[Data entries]
--- BEGIN ---
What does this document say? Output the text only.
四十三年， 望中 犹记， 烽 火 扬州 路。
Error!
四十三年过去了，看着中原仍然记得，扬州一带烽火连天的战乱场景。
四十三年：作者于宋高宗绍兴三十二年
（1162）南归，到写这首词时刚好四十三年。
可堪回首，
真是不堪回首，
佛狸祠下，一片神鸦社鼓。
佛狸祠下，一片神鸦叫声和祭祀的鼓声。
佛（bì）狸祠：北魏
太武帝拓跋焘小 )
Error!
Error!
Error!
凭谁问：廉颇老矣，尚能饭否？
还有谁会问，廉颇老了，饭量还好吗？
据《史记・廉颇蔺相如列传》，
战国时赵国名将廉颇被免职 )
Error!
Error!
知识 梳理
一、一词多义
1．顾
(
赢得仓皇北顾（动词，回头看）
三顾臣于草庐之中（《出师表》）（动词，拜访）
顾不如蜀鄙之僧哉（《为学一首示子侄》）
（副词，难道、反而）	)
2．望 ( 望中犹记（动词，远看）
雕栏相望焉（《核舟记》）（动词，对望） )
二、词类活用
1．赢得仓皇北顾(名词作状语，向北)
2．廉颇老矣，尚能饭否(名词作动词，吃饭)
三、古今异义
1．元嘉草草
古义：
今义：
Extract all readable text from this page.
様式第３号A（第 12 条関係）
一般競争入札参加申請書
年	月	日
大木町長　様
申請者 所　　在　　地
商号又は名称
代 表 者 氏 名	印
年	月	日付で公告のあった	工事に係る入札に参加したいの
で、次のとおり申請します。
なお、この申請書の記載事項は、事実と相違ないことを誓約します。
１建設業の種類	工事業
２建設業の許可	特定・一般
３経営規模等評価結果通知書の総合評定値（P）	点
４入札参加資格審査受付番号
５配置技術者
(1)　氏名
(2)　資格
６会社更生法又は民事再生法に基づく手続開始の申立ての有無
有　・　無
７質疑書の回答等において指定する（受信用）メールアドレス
--- END ---
Exercise aim: Provide all the records again, word for word.

Complete output:
What does this document say? Output the text only.
四十三年， 望中 犹记， 烽 火 扬州 路。
Error!
四十三年过去了，看着中原仍然记得，扬州一带烽火连天的战乱场景。
四十三年：作者于宋高宗绍兴三十二年
（1162）南归，到写这首词时刚好四十三年。
可堪回首，
真是不堪回首，
佛狸祠下，一片神鸦社鼓。
佛狸祠下，一片神鸦叫声和祭祀的鼓声。
佛（bì）狸祠：北魏
太武帝拓跋焘小 )
Error!
Error!
Error!
凭谁问：廉颇老矣，尚能饭否？
还有谁会问，廉颇老了，饭量还好吗？
据《史记・廉颇蔺相如列传》，
战国时赵国名将廉颇被免职 )
Error!
Error!
知识 梳理
一、一词多义
1．顾
(
赢得仓皇北顾（动词，回头看）
三顾臣于草庐之中（《出师表》）（动词，拜访）
顾不如蜀鄙之僧哉（《为学一首示子侄》）
（副词，难道、反而）	)
2．望 ( 望中犹记（动词，远看）
雕栏相望焉（《核舟记》）（动词，对望） )
二、词类活用
1．赢得仓皇北顾(名词作状语，向北)
2．廉颇老矣，尚能饭否(名词作动词，吃饭)
三、古今异义
1．元嘉草草
古义：
今义：
Extract all readable text from this page.
様式第３号A（第 12 条関係）
一般競争入札参加申請書
年	月	日
大木町長　様
申請者 所　　在　　地
商号又は名称
代 表 者 氏 名	印
年	月	日付で公告のあった	工事に係る入札に参加したいの
で、次のとおり申請します。
なお、この申請書の記載事項は、事実と相違ないことを誓約します。
１建設業の種類	工事業
２建設業の許可	特定・一般
３経営規模等評価結果通知書の総合評定値（P）	点
４入札参加資格審査受付番号
５配置技術者
(1)　氏名
(2)　資格
６会社更生法又は民事再生法に基づく手続開始の申立ての有無
有　・　無
７質疑書の回答等において指定する（受信用）メールアドレス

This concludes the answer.